▸ Written problem: Among the lines below, count those with "true". Give the total alone.

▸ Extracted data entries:

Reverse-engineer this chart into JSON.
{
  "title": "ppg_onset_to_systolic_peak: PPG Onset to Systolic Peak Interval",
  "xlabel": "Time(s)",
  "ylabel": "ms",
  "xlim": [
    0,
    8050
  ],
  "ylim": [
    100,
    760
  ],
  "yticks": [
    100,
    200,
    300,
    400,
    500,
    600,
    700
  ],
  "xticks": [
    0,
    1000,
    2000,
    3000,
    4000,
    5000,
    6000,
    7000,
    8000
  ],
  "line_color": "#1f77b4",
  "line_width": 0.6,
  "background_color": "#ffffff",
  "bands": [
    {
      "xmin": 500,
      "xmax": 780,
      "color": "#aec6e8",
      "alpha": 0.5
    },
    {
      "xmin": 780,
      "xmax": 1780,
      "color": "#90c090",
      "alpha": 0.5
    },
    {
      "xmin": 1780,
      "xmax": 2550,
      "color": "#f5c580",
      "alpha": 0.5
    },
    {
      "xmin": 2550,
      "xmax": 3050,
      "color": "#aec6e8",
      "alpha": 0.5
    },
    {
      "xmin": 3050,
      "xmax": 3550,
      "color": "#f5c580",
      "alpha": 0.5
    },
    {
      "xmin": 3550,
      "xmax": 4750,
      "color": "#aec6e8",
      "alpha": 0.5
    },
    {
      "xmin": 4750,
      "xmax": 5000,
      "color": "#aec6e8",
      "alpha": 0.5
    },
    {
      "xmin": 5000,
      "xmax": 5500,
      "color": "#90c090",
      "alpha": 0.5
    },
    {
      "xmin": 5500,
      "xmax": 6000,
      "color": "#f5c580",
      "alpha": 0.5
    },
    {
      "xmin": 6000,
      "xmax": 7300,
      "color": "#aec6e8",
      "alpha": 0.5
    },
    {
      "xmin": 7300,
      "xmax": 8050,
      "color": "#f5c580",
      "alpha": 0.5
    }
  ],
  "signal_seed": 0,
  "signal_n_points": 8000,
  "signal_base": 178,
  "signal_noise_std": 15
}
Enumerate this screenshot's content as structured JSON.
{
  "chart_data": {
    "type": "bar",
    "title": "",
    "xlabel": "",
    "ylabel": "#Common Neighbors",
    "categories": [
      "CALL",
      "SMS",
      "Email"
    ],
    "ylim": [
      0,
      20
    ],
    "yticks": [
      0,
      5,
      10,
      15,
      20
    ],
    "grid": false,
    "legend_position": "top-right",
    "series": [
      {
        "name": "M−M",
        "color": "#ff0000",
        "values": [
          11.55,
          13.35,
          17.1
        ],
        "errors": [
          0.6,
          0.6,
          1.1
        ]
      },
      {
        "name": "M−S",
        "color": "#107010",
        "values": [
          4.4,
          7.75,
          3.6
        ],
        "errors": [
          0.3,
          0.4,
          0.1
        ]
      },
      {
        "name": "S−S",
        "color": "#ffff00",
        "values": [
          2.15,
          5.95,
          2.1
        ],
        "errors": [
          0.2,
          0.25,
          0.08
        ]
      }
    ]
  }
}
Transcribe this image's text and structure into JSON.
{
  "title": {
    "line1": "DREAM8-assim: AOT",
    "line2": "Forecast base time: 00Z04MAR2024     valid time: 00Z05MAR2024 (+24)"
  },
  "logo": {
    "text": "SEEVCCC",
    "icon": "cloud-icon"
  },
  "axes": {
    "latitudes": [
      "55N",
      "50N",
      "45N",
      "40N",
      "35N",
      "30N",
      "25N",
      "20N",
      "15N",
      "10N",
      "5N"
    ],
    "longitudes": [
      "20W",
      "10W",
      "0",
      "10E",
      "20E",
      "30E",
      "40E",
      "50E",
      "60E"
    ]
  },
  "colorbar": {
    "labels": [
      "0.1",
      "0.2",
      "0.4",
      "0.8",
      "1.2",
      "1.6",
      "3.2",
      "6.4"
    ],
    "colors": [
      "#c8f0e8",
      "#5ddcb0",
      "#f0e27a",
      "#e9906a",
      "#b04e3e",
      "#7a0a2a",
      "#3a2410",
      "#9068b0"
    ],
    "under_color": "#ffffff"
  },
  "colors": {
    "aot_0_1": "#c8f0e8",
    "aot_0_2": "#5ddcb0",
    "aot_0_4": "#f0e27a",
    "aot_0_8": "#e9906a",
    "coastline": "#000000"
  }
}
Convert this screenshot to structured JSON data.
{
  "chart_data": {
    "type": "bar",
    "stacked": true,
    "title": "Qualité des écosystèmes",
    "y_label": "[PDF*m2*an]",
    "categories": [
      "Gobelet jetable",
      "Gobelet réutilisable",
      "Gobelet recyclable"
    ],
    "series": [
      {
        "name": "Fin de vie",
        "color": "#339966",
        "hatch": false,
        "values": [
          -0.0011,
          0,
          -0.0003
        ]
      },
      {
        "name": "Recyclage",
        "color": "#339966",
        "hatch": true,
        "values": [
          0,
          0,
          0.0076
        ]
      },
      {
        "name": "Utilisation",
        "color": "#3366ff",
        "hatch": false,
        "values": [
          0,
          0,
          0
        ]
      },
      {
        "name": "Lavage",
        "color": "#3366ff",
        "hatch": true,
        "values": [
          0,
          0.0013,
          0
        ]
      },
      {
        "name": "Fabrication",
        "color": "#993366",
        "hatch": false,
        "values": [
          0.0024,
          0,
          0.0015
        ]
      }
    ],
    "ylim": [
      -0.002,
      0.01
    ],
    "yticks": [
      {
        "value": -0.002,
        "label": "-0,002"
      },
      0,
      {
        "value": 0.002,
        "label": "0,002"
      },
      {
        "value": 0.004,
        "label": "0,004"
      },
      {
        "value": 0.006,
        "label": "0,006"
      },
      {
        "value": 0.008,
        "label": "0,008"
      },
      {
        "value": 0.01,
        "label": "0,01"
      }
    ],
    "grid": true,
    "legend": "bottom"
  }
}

▸ Correct result: 4